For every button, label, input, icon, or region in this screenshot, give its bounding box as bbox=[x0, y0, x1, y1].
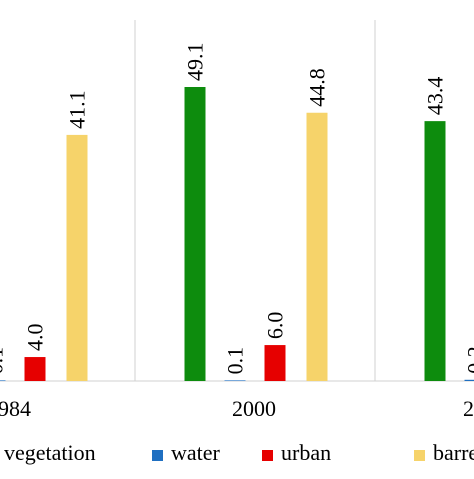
category-label: 984 bbox=[0, 396, 31, 421]
bar-barren bbox=[67, 135, 88, 381]
data-label: 49.1 bbox=[183, 43, 208, 82]
legend-swatch-urban bbox=[262, 450, 273, 461]
data-label: 44.8 bbox=[305, 68, 330, 107]
data-label: 41.1 bbox=[65, 90, 90, 129]
legend-label: urban bbox=[281, 440, 331, 465]
bar-water bbox=[0, 380, 6, 381]
legend-label: barre bbox=[433, 440, 474, 465]
bar-urban bbox=[25, 357, 46, 381]
data-label: 0.1 bbox=[0, 347, 8, 375]
bar-water bbox=[225, 380, 246, 381]
category-label: 2 bbox=[463, 396, 474, 421]
data-label: 43.4 bbox=[423, 77, 448, 116]
bar-urban bbox=[265, 345, 286, 381]
bar-vegetation bbox=[425, 121, 446, 381]
legend-label: water bbox=[171, 440, 221, 465]
bar-vegetation bbox=[185, 87, 206, 381]
category-label: 2000 bbox=[232, 396, 276, 421]
data-label: 0.2 bbox=[463, 346, 474, 374]
legend-label: vegetation bbox=[4, 440, 96, 465]
bar-water bbox=[465, 380, 474, 381]
legend-swatch-water bbox=[152, 450, 163, 461]
data-label: 0.1 bbox=[223, 347, 248, 375]
data-label: 4.0 bbox=[23, 324, 48, 352]
legend-swatch-barre bbox=[414, 450, 425, 461]
data-label: 6.0 bbox=[263, 312, 288, 340]
bar-barren bbox=[307, 113, 328, 381]
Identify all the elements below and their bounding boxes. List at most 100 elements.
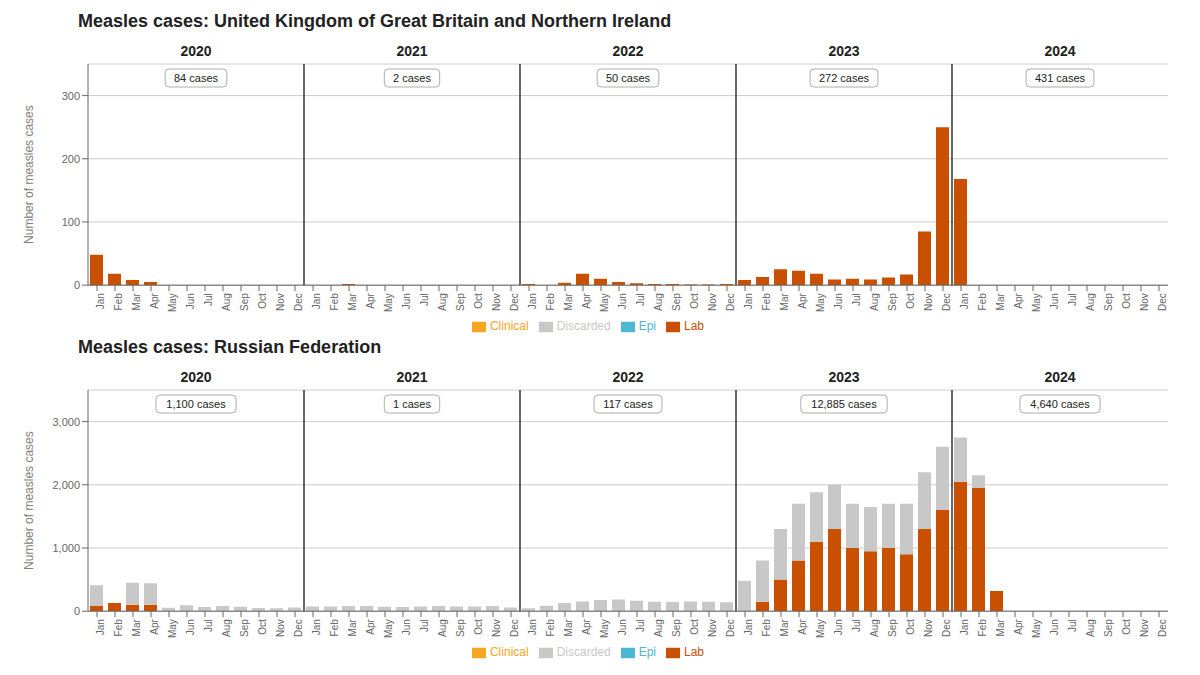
- svg-text:Aug: Aug: [653, 619, 664, 637]
- svg-text:2021: 2021: [396, 43, 427, 59]
- svg-text:May: May: [1031, 619, 1042, 638]
- svg-text:May: May: [599, 293, 610, 312]
- svg-text:Oct: Oct: [257, 619, 268, 635]
- svg-text:Sep: Sep: [239, 619, 250, 637]
- svg-text:Dec: Dec: [941, 619, 952, 637]
- svg-text:Aug: Aug: [437, 619, 448, 637]
- svg-text:Jan: Jan: [743, 293, 754, 309]
- svg-text:Mar: Mar: [563, 619, 574, 637]
- svg-text:Aug: Aug: [653, 293, 664, 311]
- svg-text:2020: 2020: [180, 369, 211, 385]
- svg-text:Jul: Jul: [851, 293, 862, 306]
- svg-text:Dec: Dec: [941, 293, 952, 311]
- svg-text:May: May: [167, 619, 178, 638]
- svg-text:Dec: Dec: [293, 619, 304, 637]
- svg-text:Jul: Jul: [419, 619, 430, 632]
- svg-text:Jan: Jan: [527, 293, 538, 309]
- svg-text:Mar: Mar: [347, 619, 358, 637]
- svg-text:Aug: Aug: [221, 293, 232, 311]
- svg-text:Oct: Oct: [905, 619, 916, 635]
- svg-text:Sep: Sep: [887, 619, 898, 637]
- svg-text:Aug: Aug: [1085, 619, 1096, 637]
- svg-text:May: May: [1031, 293, 1042, 312]
- svg-text:2022: 2022: [612, 369, 643, 385]
- svg-text:Feb: Feb: [761, 293, 772, 311]
- svg-text:84 cases: 84 cases: [174, 72, 219, 84]
- svg-text:Mar: Mar: [779, 619, 790, 637]
- svg-text:Apr: Apr: [1013, 619, 1024, 635]
- svg-text:Aug: Aug: [869, 619, 880, 637]
- svg-text:Jan: Jan: [311, 293, 322, 309]
- svg-text:Feb: Feb: [113, 619, 124, 637]
- svg-text:Oct: Oct: [905, 293, 916, 309]
- svg-text:2020: 2020: [180, 43, 211, 59]
- svg-text:Sep: Sep: [671, 293, 682, 311]
- svg-text:Nov: Nov: [923, 293, 934, 311]
- svg-text:200: 200: [62, 153, 80, 165]
- svg-text:Jul: Jul: [635, 293, 646, 306]
- svg-text:4,640 cases: 4,640 cases: [1030, 398, 1090, 410]
- svg-text:Jan: Jan: [959, 619, 970, 635]
- svg-text:Feb: Feb: [545, 619, 556, 637]
- svg-text:50 cases: 50 cases: [606, 72, 651, 84]
- svg-text:Nov: Nov: [1139, 293, 1150, 311]
- svg-text:Apr: Apr: [797, 619, 808, 635]
- svg-text:Apr: Apr: [149, 293, 160, 309]
- svg-text:Feb: Feb: [977, 293, 988, 311]
- svg-text:Jul: Jul: [851, 619, 862, 632]
- svg-text:431 cases: 431 cases: [1035, 72, 1086, 84]
- svg-text:Jun: Jun: [401, 293, 412, 309]
- svg-text:Dec: Dec: [1157, 619, 1168, 637]
- svg-text:Dec: Dec: [509, 619, 520, 637]
- svg-text:May: May: [383, 619, 394, 638]
- svg-text:Sep: Sep: [455, 619, 466, 637]
- svg-text:2024: 2024: [1044, 369, 1075, 385]
- svg-text:Nov: Nov: [275, 619, 286, 637]
- svg-text:Aug: Aug: [437, 293, 448, 311]
- svg-text:300: 300: [62, 90, 80, 102]
- svg-text:Dec: Dec: [725, 293, 736, 311]
- svg-text:Sep: Sep: [239, 293, 250, 311]
- svg-text:Dec: Dec: [509, 293, 520, 311]
- svg-text:Jul: Jul: [635, 619, 646, 632]
- svg-text:2023: 2023: [828, 369, 859, 385]
- svg-text:Jun: Jun: [833, 293, 844, 309]
- svg-text:2022: 2022: [612, 43, 643, 59]
- svg-text:Sep: Sep: [1103, 619, 1114, 637]
- svg-text:Feb: Feb: [113, 293, 124, 311]
- svg-text:Jun: Jun: [1049, 293, 1060, 309]
- svg-text:Feb: Feb: [329, 619, 340, 637]
- svg-text:Sep: Sep: [455, 293, 466, 311]
- svg-text:2024: 2024: [1044, 43, 1075, 59]
- svg-text:Nov: Nov: [275, 293, 286, 311]
- svg-text:3,000: 3,000: [52, 416, 80, 428]
- svg-text:Apr: Apr: [1013, 293, 1024, 309]
- svg-text:Jan: Jan: [95, 619, 106, 635]
- svg-text:Oct: Oct: [689, 619, 700, 635]
- svg-text:Feb: Feb: [545, 293, 556, 311]
- svg-text:272 cases: 272 cases: [819, 72, 870, 84]
- svg-text:May: May: [815, 293, 826, 312]
- svg-text:Feb: Feb: [761, 619, 772, 637]
- svg-text:117 cases: 117 cases: [603, 398, 653, 410]
- svg-text:Nov: Nov: [707, 293, 718, 311]
- svg-text:2023: 2023: [828, 43, 859, 59]
- svg-text:Mar: Mar: [347, 293, 358, 311]
- svg-text:Oct: Oct: [689, 293, 700, 309]
- svg-text:Oct: Oct: [1121, 293, 1132, 309]
- svg-text:Apr: Apr: [365, 619, 376, 635]
- svg-text:Feb: Feb: [977, 619, 988, 637]
- svg-text:Nov: Nov: [707, 619, 718, 637]
- svg-text:Jun: Jun: [833, 619, 844, 635]
- svg-text:Oct: Oct: [473, 293, 484, 309]
- svg-text:Jan: Jan: [959, 293, 970, 309]
- svg-text:Jul: Jul: [203, 293, 214, 306]
- svg-text:Sep: Sep: [671, 619, 682, 637]
- svg-text:Sep: Sep: [887, 293, 898, 311]
- svg-text:2021: 2021: [396, 369, 427, 385]
- svg-text:May: May: [815, 619, 826, 638]
- svg-text:100: 100: [62, 216, 80, 228]
- svg-text:Jan: Jan: [95, 293, 106, 309]
- svg-text:Jun: Jun: [1049, 619, 1060, 635]
- svg-text:Mar: Mar: [131, 293, 142, 311]
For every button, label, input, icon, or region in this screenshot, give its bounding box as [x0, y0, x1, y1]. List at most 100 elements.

==================================================

Please count the lines in the data above that contain the string "vegetation" and give only that number.

■ Output
3